**Work request**
Copy the result of filtering the entries below for lines that include the string "proteins".

**Exercise materials**
------------------------------------------------

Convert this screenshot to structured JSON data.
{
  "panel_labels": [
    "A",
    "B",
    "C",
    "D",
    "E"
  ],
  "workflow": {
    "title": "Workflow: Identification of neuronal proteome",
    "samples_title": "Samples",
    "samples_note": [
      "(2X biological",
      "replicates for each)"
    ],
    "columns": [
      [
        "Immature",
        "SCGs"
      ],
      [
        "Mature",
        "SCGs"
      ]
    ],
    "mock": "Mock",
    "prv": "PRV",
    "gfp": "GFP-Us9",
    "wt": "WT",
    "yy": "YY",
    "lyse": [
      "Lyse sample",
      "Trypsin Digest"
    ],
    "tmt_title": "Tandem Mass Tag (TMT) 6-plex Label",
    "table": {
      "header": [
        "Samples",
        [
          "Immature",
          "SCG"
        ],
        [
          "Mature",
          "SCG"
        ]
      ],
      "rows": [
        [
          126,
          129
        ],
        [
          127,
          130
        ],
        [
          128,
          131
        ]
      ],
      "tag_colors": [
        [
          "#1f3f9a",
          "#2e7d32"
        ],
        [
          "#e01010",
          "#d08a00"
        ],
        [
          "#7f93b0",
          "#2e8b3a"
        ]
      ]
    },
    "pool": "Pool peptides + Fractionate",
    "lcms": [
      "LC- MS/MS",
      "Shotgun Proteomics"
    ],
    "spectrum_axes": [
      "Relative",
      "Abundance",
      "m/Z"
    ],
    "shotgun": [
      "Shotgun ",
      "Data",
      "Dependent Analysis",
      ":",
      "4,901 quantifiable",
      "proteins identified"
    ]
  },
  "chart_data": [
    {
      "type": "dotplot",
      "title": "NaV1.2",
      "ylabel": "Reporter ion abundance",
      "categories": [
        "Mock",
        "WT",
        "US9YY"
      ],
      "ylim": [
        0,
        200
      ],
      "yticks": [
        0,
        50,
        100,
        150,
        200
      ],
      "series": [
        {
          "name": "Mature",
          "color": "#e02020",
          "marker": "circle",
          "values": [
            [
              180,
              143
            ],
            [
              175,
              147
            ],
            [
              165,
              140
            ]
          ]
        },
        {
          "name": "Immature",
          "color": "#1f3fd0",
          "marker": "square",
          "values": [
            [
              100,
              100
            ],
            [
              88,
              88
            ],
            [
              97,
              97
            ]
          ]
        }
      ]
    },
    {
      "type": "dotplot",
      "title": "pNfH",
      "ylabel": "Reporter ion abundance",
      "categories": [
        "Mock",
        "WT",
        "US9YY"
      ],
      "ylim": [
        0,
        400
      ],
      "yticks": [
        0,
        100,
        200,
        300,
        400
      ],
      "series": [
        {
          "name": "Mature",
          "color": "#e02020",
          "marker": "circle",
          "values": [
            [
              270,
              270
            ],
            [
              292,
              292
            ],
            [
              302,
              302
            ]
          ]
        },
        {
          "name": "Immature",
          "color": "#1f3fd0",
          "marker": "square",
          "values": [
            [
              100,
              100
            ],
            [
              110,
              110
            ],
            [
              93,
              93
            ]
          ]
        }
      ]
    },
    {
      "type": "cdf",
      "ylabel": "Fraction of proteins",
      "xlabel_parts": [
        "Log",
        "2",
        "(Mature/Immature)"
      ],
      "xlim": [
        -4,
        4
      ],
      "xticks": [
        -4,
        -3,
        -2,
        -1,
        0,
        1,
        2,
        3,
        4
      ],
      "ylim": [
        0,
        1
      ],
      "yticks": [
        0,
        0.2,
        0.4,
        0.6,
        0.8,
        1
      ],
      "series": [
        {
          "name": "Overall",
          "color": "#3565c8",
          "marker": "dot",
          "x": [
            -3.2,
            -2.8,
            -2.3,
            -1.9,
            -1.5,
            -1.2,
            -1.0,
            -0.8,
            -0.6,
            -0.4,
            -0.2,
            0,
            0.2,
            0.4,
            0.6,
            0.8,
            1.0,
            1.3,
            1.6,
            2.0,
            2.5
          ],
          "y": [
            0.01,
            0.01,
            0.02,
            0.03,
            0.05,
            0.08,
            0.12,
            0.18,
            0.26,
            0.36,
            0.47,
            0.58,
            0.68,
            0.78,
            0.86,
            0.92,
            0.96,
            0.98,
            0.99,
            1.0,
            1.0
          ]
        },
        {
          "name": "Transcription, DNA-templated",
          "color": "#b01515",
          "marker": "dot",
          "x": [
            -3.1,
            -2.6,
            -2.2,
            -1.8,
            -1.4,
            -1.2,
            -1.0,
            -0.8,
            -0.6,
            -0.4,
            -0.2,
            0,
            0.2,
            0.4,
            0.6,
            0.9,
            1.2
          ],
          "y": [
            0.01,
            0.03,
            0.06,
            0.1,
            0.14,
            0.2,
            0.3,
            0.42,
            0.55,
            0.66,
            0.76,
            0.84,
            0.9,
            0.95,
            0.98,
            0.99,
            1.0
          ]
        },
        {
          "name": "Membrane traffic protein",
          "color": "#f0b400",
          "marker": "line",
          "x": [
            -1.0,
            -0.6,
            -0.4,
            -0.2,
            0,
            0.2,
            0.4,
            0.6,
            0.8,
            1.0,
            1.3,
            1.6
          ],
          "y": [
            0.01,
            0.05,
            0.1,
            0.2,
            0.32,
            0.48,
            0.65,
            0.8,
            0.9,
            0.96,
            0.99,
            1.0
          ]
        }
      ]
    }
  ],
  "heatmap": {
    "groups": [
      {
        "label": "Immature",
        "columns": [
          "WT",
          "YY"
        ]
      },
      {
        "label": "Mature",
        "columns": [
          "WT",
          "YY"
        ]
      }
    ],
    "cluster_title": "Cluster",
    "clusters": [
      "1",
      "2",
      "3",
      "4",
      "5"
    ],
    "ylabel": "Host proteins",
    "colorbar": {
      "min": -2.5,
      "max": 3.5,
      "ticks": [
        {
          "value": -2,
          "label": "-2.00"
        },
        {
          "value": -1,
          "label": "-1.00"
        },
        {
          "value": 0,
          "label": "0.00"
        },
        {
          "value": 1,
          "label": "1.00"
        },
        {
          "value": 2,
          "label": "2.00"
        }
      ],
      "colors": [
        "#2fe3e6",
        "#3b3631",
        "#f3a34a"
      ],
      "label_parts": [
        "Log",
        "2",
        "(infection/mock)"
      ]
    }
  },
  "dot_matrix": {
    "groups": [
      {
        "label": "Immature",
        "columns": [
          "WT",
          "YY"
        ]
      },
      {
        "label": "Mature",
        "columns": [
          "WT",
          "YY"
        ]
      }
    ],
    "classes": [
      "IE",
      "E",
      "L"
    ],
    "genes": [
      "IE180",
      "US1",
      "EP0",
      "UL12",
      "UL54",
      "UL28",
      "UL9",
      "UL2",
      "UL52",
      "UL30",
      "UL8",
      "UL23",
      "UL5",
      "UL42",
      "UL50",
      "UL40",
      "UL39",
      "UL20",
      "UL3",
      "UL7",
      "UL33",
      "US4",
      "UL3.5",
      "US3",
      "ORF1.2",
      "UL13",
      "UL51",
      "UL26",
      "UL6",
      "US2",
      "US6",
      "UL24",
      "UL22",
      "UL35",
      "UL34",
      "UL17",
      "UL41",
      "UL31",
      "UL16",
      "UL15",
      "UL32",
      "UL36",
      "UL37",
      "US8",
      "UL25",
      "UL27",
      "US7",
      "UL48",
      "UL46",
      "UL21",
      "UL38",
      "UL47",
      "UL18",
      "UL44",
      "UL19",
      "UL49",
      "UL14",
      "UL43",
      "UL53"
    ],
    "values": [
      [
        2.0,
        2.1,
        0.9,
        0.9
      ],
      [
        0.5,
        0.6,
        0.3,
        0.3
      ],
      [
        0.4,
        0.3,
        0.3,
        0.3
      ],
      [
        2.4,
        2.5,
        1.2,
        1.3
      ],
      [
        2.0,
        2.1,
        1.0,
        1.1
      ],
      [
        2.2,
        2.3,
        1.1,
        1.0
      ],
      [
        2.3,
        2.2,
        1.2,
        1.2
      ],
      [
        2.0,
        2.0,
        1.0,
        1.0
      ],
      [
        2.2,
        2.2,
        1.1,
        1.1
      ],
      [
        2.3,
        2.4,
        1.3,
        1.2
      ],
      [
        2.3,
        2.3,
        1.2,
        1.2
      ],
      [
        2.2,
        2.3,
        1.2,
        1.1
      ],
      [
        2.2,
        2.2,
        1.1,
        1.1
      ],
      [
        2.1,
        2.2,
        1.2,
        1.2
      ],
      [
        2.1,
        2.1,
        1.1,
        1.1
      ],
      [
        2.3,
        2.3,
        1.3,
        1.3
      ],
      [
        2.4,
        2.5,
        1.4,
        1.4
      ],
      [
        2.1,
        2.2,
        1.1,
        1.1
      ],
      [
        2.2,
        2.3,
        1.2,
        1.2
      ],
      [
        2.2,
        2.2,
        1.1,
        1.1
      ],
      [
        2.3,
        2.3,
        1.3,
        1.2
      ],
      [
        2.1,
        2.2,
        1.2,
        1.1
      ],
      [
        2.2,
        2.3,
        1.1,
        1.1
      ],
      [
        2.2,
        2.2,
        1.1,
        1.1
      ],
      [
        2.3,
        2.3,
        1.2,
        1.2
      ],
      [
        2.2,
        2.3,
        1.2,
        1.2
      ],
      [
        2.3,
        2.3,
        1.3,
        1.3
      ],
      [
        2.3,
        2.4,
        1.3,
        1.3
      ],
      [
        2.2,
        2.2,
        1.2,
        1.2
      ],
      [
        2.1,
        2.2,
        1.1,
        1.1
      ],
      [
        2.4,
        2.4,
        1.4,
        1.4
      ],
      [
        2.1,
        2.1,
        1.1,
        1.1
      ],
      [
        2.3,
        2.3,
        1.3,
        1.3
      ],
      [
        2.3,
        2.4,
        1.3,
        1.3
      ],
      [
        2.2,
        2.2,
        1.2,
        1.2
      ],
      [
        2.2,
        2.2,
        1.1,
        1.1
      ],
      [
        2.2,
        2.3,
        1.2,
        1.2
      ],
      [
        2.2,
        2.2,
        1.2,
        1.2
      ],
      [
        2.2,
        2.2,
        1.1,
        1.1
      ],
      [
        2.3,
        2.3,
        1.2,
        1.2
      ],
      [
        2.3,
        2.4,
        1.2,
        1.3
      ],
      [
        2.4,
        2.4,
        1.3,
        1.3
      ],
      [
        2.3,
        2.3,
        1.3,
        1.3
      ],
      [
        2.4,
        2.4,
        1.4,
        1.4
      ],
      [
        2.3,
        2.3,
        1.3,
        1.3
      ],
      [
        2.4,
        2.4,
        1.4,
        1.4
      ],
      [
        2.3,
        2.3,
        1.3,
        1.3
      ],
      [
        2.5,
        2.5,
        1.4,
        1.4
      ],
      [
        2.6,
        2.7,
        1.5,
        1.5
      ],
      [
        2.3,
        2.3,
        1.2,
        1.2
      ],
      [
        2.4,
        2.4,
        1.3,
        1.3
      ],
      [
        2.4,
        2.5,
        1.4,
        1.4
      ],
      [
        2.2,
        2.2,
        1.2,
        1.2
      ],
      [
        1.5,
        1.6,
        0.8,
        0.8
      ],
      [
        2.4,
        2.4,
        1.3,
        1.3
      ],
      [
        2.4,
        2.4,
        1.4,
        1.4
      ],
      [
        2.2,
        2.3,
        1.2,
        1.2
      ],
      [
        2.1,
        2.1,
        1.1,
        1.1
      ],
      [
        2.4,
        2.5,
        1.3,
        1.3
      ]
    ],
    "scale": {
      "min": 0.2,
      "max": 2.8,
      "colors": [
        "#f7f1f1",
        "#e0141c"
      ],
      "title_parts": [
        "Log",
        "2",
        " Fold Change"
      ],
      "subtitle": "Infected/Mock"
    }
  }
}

------------------------------------------------

**Solution to this exercise**
      "proteins identified"
      "ylabel": "Fraction of proteins",
    "ylabel": "Host proteins",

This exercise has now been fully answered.